> Your task
Which lines include the word "widths"? Copy each of them.

::::

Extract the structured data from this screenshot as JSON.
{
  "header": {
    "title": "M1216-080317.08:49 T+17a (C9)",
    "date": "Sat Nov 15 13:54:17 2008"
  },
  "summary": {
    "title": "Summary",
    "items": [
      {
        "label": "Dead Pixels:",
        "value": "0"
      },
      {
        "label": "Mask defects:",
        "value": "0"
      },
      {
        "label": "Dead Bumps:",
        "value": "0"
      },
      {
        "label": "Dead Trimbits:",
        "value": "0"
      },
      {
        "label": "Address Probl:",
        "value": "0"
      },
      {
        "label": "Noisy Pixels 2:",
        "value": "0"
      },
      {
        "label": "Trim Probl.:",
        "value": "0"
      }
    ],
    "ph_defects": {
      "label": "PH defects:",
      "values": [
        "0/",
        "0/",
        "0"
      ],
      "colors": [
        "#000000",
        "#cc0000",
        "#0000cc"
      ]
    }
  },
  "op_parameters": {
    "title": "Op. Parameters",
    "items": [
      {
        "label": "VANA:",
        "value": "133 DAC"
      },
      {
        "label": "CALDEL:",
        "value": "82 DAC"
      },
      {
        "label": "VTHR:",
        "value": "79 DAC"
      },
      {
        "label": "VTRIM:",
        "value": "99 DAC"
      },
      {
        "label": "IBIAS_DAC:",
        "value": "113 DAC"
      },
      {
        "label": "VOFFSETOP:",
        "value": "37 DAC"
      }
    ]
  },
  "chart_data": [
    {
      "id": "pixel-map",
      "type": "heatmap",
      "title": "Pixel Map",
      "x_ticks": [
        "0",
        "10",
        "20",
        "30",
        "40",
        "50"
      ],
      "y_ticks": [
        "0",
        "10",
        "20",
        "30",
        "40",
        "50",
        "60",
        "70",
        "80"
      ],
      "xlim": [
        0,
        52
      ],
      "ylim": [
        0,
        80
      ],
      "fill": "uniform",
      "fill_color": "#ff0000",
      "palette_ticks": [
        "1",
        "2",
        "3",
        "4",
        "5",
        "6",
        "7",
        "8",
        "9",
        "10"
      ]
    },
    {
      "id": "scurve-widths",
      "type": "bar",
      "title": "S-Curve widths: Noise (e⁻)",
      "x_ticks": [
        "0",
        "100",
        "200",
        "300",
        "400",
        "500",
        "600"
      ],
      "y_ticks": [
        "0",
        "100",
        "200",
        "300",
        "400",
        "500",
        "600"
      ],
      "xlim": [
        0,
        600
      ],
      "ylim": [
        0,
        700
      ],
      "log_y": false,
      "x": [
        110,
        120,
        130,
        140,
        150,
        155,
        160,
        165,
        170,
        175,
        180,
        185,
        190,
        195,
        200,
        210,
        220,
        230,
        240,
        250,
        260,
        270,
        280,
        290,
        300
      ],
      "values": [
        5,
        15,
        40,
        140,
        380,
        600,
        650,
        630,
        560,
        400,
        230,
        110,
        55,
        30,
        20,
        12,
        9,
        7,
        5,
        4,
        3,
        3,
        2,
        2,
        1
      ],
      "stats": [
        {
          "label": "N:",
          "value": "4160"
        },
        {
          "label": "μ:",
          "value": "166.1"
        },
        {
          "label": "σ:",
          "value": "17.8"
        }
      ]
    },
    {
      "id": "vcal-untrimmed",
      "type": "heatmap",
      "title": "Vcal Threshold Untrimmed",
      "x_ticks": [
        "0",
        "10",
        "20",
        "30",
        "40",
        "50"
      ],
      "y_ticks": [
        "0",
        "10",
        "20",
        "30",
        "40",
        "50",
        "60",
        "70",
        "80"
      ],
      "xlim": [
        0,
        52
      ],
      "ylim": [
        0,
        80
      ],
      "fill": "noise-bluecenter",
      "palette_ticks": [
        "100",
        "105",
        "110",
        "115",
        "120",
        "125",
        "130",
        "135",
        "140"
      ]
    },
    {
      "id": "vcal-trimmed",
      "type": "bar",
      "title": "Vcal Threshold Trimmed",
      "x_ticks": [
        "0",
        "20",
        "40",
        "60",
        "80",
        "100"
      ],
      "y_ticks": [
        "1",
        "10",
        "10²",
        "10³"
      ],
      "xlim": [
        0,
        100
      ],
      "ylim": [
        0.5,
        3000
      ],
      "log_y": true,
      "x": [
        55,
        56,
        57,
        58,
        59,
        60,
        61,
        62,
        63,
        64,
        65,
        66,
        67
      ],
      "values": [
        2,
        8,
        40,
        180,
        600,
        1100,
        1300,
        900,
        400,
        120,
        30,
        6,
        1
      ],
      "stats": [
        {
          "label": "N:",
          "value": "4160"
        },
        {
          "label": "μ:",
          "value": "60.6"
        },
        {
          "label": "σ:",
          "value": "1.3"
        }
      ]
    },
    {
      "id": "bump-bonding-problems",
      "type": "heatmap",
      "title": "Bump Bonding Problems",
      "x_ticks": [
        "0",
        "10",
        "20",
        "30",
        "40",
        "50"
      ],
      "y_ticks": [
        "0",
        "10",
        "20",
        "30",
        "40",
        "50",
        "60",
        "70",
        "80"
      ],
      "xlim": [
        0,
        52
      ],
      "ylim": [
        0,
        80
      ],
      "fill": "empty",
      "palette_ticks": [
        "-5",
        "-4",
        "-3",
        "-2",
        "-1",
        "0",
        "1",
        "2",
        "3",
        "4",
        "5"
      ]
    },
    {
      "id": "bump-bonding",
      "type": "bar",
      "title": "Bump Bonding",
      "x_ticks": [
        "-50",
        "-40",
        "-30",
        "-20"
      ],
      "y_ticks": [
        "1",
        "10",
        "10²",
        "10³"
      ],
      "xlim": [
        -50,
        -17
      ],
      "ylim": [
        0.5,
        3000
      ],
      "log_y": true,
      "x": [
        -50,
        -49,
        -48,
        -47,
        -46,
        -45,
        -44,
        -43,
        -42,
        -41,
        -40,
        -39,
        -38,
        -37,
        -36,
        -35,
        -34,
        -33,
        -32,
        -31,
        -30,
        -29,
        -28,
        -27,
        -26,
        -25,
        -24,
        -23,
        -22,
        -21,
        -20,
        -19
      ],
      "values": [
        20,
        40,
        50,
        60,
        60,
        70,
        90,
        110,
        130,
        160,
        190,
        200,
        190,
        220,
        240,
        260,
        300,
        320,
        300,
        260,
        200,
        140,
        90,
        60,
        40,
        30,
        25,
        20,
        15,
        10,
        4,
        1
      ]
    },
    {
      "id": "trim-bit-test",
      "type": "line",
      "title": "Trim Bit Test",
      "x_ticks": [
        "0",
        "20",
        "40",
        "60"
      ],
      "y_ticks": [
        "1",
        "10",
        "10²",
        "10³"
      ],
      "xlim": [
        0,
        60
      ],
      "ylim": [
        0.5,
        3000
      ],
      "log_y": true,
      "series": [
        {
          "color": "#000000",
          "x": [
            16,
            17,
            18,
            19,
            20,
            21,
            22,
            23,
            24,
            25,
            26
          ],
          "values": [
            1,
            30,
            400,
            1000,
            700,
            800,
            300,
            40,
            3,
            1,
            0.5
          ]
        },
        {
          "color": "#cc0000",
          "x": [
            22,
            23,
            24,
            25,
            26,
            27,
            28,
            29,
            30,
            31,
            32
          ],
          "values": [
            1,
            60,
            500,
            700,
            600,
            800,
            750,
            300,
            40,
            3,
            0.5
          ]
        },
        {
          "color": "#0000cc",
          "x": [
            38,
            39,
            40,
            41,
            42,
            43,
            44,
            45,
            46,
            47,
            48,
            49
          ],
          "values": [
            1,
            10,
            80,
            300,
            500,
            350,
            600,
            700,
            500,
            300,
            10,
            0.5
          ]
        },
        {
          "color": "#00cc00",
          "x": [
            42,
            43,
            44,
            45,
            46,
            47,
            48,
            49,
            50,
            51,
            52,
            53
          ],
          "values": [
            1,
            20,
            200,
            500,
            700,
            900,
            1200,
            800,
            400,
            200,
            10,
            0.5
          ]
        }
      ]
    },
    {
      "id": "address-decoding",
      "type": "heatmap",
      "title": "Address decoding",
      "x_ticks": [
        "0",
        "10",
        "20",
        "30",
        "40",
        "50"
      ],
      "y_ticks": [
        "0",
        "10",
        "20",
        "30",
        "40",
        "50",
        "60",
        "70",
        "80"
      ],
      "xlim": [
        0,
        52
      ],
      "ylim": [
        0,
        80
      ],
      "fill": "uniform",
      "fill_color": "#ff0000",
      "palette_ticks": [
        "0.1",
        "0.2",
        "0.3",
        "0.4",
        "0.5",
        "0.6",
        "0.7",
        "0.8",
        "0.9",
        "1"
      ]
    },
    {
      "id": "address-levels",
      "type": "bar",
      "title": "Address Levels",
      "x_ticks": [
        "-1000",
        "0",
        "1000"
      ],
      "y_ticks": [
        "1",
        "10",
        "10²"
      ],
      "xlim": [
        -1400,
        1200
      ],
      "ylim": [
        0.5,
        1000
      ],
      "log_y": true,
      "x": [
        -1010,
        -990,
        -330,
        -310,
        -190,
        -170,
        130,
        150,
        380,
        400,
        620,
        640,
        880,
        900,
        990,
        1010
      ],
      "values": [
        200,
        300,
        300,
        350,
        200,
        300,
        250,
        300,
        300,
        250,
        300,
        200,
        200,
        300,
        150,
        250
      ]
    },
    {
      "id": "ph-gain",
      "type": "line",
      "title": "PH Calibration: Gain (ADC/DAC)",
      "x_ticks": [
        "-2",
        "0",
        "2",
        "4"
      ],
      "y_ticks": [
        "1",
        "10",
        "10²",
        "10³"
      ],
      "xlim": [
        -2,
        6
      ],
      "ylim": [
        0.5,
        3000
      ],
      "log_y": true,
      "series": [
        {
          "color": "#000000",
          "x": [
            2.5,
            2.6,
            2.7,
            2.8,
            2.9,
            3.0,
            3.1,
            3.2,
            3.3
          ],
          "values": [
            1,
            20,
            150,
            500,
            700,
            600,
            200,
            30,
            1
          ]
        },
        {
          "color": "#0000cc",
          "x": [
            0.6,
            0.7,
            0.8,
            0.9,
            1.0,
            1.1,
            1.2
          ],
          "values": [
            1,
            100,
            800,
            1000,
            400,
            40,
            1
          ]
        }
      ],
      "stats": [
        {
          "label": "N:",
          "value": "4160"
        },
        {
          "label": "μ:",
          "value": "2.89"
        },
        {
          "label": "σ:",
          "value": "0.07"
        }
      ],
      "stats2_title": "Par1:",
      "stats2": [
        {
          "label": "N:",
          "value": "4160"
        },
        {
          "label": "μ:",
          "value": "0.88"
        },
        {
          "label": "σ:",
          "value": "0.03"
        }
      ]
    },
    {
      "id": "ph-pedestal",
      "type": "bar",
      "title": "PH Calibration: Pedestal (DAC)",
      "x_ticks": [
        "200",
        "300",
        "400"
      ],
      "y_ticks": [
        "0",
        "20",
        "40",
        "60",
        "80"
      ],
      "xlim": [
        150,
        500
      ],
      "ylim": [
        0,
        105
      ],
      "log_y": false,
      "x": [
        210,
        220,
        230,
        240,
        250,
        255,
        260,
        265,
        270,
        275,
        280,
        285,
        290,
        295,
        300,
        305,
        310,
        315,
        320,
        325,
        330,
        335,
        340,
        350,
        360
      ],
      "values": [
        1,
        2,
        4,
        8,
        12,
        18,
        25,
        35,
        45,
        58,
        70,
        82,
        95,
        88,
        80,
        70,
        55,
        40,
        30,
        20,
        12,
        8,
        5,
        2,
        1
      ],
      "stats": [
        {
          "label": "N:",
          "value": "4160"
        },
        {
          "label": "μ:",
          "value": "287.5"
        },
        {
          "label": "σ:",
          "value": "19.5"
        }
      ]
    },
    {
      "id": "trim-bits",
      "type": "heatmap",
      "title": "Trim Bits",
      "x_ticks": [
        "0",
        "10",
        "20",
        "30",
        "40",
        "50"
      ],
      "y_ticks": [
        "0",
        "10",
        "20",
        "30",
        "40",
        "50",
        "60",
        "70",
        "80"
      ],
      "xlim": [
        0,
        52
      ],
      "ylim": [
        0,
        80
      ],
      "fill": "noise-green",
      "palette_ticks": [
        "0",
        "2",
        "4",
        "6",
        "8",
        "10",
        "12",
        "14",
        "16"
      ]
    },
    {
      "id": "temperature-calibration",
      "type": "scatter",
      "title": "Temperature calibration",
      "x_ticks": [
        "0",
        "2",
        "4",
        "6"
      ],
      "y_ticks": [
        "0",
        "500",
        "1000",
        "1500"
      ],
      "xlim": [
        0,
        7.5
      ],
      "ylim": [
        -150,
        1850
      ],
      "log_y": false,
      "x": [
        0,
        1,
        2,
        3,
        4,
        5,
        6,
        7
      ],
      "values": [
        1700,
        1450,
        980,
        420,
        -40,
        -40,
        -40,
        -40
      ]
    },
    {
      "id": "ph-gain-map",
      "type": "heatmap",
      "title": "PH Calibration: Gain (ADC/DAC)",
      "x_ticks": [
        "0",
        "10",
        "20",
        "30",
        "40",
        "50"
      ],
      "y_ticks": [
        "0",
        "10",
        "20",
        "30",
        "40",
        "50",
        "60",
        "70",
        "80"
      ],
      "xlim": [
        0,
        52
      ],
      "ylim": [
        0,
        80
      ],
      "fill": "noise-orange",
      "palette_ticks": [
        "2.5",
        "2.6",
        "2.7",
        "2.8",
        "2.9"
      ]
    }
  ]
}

::::

> Problem solution
      "id": "scurve-widths",
      "title": "S-Curve widths: Noise (e⁻)",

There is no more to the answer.